Extracted records:
.....
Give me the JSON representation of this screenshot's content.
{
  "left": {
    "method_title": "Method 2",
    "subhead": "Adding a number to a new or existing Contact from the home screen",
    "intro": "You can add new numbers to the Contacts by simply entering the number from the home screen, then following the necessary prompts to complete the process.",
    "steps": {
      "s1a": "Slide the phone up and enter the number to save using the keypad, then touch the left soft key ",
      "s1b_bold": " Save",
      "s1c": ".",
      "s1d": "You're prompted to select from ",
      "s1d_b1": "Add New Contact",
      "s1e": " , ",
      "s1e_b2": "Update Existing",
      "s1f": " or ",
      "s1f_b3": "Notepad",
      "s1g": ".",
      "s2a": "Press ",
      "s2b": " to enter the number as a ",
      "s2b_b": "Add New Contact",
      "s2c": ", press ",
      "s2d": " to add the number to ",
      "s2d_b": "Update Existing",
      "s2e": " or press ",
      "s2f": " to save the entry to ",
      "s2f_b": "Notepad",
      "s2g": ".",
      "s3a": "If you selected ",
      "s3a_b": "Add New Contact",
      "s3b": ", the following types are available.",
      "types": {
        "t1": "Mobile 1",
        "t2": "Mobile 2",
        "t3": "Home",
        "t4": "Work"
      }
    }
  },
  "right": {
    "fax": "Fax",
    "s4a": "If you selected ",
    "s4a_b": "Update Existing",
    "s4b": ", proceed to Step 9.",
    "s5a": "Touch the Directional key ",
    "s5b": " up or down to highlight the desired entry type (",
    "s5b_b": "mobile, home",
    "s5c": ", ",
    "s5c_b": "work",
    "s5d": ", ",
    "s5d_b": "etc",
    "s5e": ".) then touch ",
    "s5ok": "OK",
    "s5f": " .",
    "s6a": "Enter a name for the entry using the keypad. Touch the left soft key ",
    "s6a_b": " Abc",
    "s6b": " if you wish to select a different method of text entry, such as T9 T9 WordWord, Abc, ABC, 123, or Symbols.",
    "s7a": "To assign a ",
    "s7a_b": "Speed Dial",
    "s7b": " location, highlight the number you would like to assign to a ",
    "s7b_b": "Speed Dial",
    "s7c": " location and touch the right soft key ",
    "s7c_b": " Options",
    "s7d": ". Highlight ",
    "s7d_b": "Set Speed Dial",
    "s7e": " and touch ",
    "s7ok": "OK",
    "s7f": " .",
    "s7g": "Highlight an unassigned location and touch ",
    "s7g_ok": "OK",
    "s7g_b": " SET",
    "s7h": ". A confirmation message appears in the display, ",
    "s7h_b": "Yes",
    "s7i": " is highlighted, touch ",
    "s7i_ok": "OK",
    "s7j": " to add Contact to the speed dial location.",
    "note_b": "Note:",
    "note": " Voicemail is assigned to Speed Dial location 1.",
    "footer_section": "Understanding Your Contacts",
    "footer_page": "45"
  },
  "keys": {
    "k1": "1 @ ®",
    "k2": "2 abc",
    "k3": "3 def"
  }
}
.....
◆ Task details
Check each line of the records above for the string "number", and report every line that has it.

◆ Exercise response
    "subhead": "Adding a number to a new or existing Contact from the home screen",
    "intro": "You can add new numbers to the Contacts by simply entering the number from the home screen, then following the necessary prompts to complete the process.",
      "s1a": "Slide the phone up and enter the number to save using the keypad, then touch the left soft key ",
      "s2b": " to enter the number as a ",
      "s2d": " to add the number to ",
    "s7b": " location, highlight the number you would like to assign to a ",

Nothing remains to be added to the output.